===== STORED DATA =====

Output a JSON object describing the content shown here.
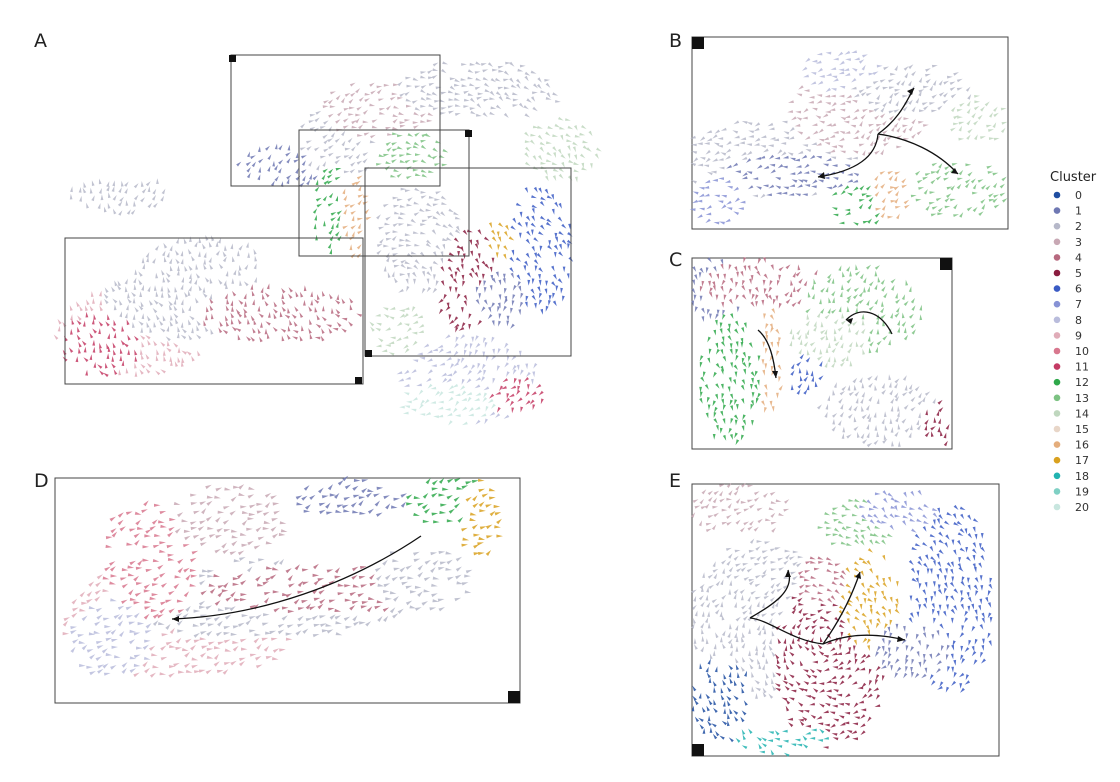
{
  "figure": {
    "panels": [
      "A",
      "B",
      "C",
      "D",
      "E"
    ]
  },
  "legend": {
    "title": "Cluster",
    "items": [
      {
        "label": "0",
        "color": "#1f4ea1"
      },
      {
        "label": "1",
        "color": "#6f78b3"
      },
      {
        "label": "2",
        "color": "#b6b8c9"
      },
      {
        "label": "3",
        "color": "#c8a8b4"
      },
      {
        "label": "4",
        "color": "#b7697f"
      },
      {
        "label": "5",
        "color": "#8a1c3f"
      },
      {
        "label": "6",
        "color": "#3a5bc4"
      },
      {
        "label": "7",
        "color": "#8792d5"
      },
      {
        "label": "8",
        "color": "#b9bcdc"
      },
      {
        "label": "9",
        "color": "#e0acb8"
      },
      {
        "label": "10",
        "color": "#d8778e"
      },
      {
        "label": "11",
        "color": "#c43b64"
      },
      {
        "label": "12",
        "color": "#2ea84a"
      },
      {
        "label": "13",
        "color": "#7cc282"
      },
      {
        "label": "14",
        "color": "#bfd7be"
      },
      {
        "label": "15",
        "color": "#e8d6c8"
      },
      {
        "label": "16",
        "color": "#e4ad7c"
      },
      {
        "label": "17",
        "color": "#d9a11f"
      },
      {
        "label": "18",
        "color": "#21b3b0"
      },
      {
        "label": "19",
        "color": "#7fd0c4"
      },
      {
        "label": "20",
        "color": "#c8e6df"
      }
    ]
  },
  "chart_data": {
    "type": "scatter",
    "title": "",
    "xlabel": "",
    "ylabel": "",
    "grid": false,
    "legend_position": "right",
    "panels": [
      "A",
      "B",
      "C",
      "D",
      "E"
    ],
    "series": [
      {
        "name": "0"
      },
      {
        "name": "1"
      },
      {
        "name": "2"
      },
      {
        "name": "3"
      },
      {
        "name": "4"
      },
      {
        "name": "5"
      },
      {
        "name": "6"
      },
      {
        "name": "7"
      },
      {
        "name": "8"
      },
      {
        "name": "9"
      },
      {
        "name": "10"
      },
      {
        "name": "11"
      },
      {
        "name": "12"
      },
      {
        "name": "13"
      },
      {
        "name": "14"
      },
      {
        "name": "15"
      },
      {
        "name": "16"
      },
      {
        "name": "17"
      },
      {
        "name": "18"
      },
      {
        "name": "19"
      },
      {
        "name": "20"
      }
    ]
  }
}
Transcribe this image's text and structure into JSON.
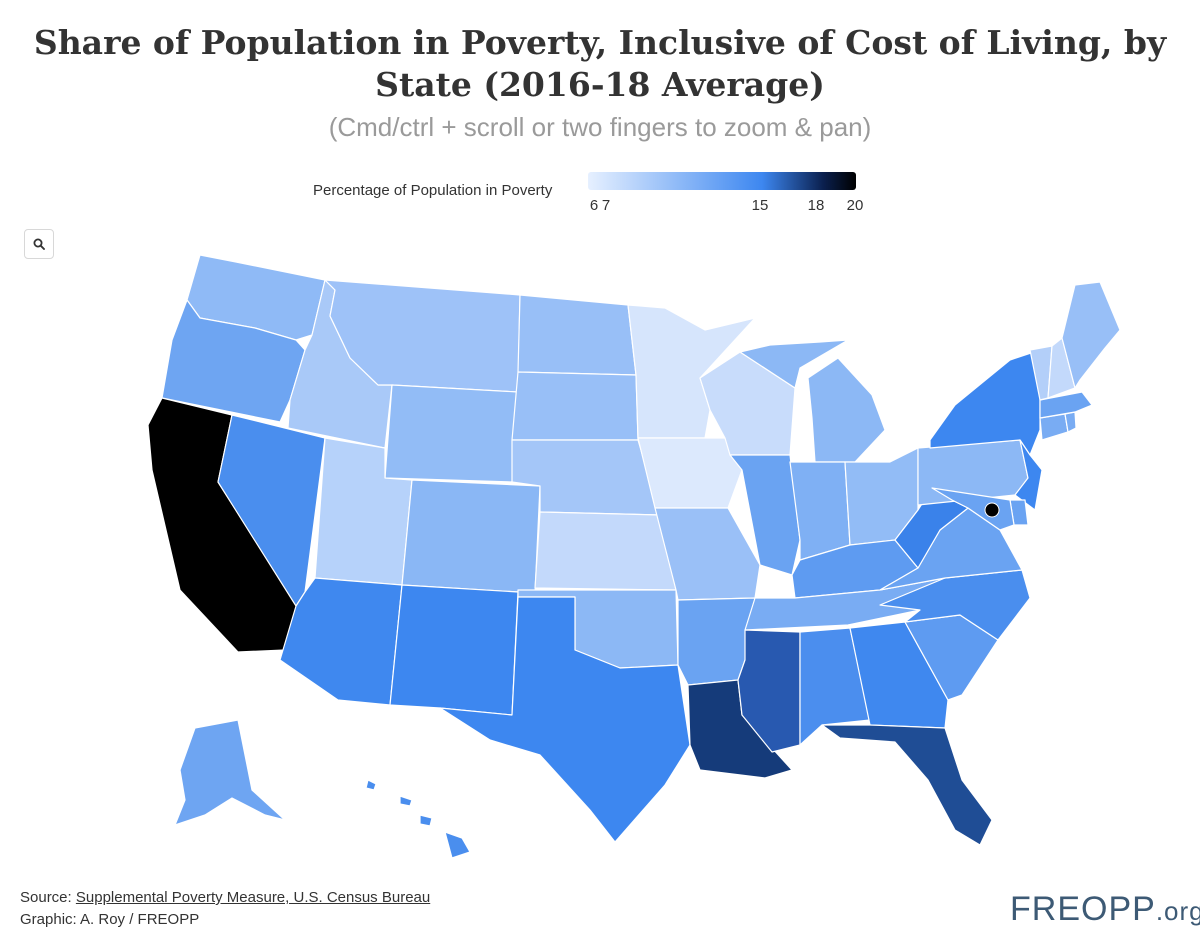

=====

WHAT YOU HAVE TO DO :: Output all of the data exactly as it stands, minus any images.

SOLUTION FOR THIS PROBLEM ::
Output a JSON object describing the content shown here.
{
  "figure": {
    "panels": [
      "A",
      "B",
      "C",
      "D",
      "E"
    ]
  },
  "legend": {
    "title": "Cluster",
    "items": [
      {
        "label": "0",
        "color": "#1f4ea1"
      },
      {
        "label": "1",
        "color": "#6f78b3"
      },
      {
        "label": "2",
        "color": "#b6b8c9"
      },
      {
        "label": "3",
        "color": "#c8a8b4"
      },
      {
        "label": "4",
        "color": "#b7697f"
      },
      {
        "label": "5",
        "color": "#8a1c3f"
      },
      {
        "label": "6",
        "color": "#3a5bc4"
      },
      {
        "label": "7",
        "color": "#8792d5"
      },
      {
        "label": "8",
        "color": "#b9bcdc"
      },
      {
        "label": "9",
        "color": "#e0acb8"
      },
      {
        "label": "10",
        "color": "#d8778e"
      },
      {
        "label": "11",
        "color": "#c43b64"
      },
      {
        "label": "12",
        "color": "#2ea84a"
      },
      {
        "label": "13",
        "color": "#7cc282"
      },
      {
        "label": "14",
        "color": "#bfd7be"
      },
      {
        "label": "15",
        "color": "#e8d6c8"
      },
      {
        "label": "16",
        "color": "#e4ad7c"
      },
      {
        "label": "17",
        "color": "#d9a11f"
      },
      {
        "label": "18",
        "color": "#21b3b0"
      },
      {
        "label": "19",
        "color": "#7fd0c4"
      },
      {
        "label": "20",
        "color": "#c8e6df"
      }
    ]
  },
  "chart_data": {
    "type": "scatter",
    "title": "",
    "xlabel": "",
    "ylabel": "",
    "grid": false,
    "legend_position": "right",
    "panels": [
      "A",
      "B",
      "C",
      "D",
      "E"
    ],
    "series": [
      {
        "name": "0"
      },
      {
        "name": "1"
      },
      {
        "name": "2"
      },
      {
        "name": "3"
      },
      {
        "name": "4"
      },
      {
        "name": "5"
      },
      {
        "name": "6"
      },
      {
        "name": "7"
      },
      {
        "name": "8"
      },
      {
        "name": "9"
      },
      {
        "name": "10"
      },
      {
        "name": "11"
      },
      {
        "name": "12"
      },
      {
        "name": "13"
      },
      {
        "name": "14"
      },
      {
        "name": "15"
      },
      {
        "name": "16"
      },
      {
        "name": "17"
      },
      {
        "name": "18"
      },
      {
        "name": "19"
      },
      {
        "name": "20"
      }
    ]
  }
}
Transcribe this image's text and structure into JSON.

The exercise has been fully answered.